## Problem to solve
Print the full listing exactly.

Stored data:
++++++++

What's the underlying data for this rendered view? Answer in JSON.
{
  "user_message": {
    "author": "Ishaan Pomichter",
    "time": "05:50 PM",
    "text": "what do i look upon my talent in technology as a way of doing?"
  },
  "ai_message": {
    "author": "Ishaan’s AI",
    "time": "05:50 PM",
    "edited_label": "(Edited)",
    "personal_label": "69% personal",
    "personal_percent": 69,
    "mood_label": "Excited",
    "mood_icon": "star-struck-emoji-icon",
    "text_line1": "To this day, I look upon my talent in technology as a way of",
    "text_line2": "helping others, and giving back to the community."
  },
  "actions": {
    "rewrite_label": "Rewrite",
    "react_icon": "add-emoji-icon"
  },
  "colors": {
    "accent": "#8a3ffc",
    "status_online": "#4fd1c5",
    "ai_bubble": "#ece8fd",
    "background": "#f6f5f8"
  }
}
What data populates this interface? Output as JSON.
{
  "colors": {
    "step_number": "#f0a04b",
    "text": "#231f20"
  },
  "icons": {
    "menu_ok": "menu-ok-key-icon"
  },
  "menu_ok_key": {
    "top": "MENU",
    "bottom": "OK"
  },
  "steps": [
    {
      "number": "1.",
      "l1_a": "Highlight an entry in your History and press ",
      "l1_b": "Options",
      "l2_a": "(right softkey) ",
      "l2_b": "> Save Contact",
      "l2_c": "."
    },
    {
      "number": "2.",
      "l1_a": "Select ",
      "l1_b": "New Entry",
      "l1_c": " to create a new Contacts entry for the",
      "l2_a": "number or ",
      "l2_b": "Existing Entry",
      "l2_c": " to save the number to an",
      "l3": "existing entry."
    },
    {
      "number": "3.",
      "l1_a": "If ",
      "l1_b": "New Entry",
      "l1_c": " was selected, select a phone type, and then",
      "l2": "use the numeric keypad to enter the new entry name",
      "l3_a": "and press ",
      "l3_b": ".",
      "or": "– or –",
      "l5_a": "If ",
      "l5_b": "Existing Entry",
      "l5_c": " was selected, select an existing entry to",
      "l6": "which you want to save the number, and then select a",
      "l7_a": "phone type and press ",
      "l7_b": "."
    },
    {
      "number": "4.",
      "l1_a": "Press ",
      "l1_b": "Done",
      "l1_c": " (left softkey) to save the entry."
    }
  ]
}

++++++++

## Result of this exercise
What's the underlying data for this rendered view? Answer in JSON.
{
  "user_message": {
    "author": "Ishaan Pomichter",
    "time": "05:50 PM",
    "text": "what do i look upon my talent in technology as a way of doing?"
  },
  "ai_message": {
    "author": "Ishaan’s AI",
    "time": "05:50 PM",
    "edited_label": "(Edited)",
    "personal_label": "69% personal",
    "personal_percent": 69,
    "mood_label": "Excited",
    "mood_icon": "star-struck-emoji-icon",
    "text_line1": "To this day, I look upon my talent in technology as a way of",
    "text_line2": "helping others, and giving back to the community."
  },
  "actions": {
    "rewrite_label": "Rewrite",
    "react_icon": "add-emoji-icon"
  },
  "colors": {
    "accent": "#8a3ffc",
    "status_online": "#4fd1c5",
    "ai_bubble": "#ece8fd",
    "background": "#f6f5f8"
  }
}
What data populates this interface? Output as JSON.
{
  "colors": {
    "step_number": "#f0a04b",
    "text": "#231f20"
  },
  "icons": {
    "menu_ok": "menu-ok-key-icon"
  },
  "menu_ok_key": {
    "top": "MENU",
    "bottom": "OK"
  },
  "steps": [
    {
      "number": "1.",
      "l1_a": "Highlight an entry in your History and press ",
      "l1_b": "Options",
      "l2_a": "(right softkey) ",
      "l2_b": "> Save Contact",
      "l2_c": "."
    },
    {
      "number": "2.",
      "l1_a": "Select ",
      "l1_b": "New Entry",
      "l1_c": " to create a new Contacts entry for the",
      "l2_a": "number or ",
      "l2_b": "Existing Entry",
      "l2_c": " to save the number to an",
      "l3": "existing entry."
    },
    {
      "number": "3.",
      "l1_a": "If ",
      "l1_b": "New Entry",
      "l1_c": " was selected, select a phone type, and then",
      "l2": "use the numeric keypad to enter the new entry name",
      "l3_a": "and press ",
      "l3_b": ".",
      "or": "– or –",
      "l5_a": "If ",
      "l5_b": "Existing Entry",
      "l5_c": " was selected, select an existing entry to",
      "l6": "which you want to save the number, and then select a",
      "l7_a": "phone type and press ",
      "l7_b": "."
    },
    {
      "number": "4.",
      "l1_a": "Press ",
      "l1_b": "Done",
      "l1_c": " (left softkey) to save the entry."
    }
  ]
}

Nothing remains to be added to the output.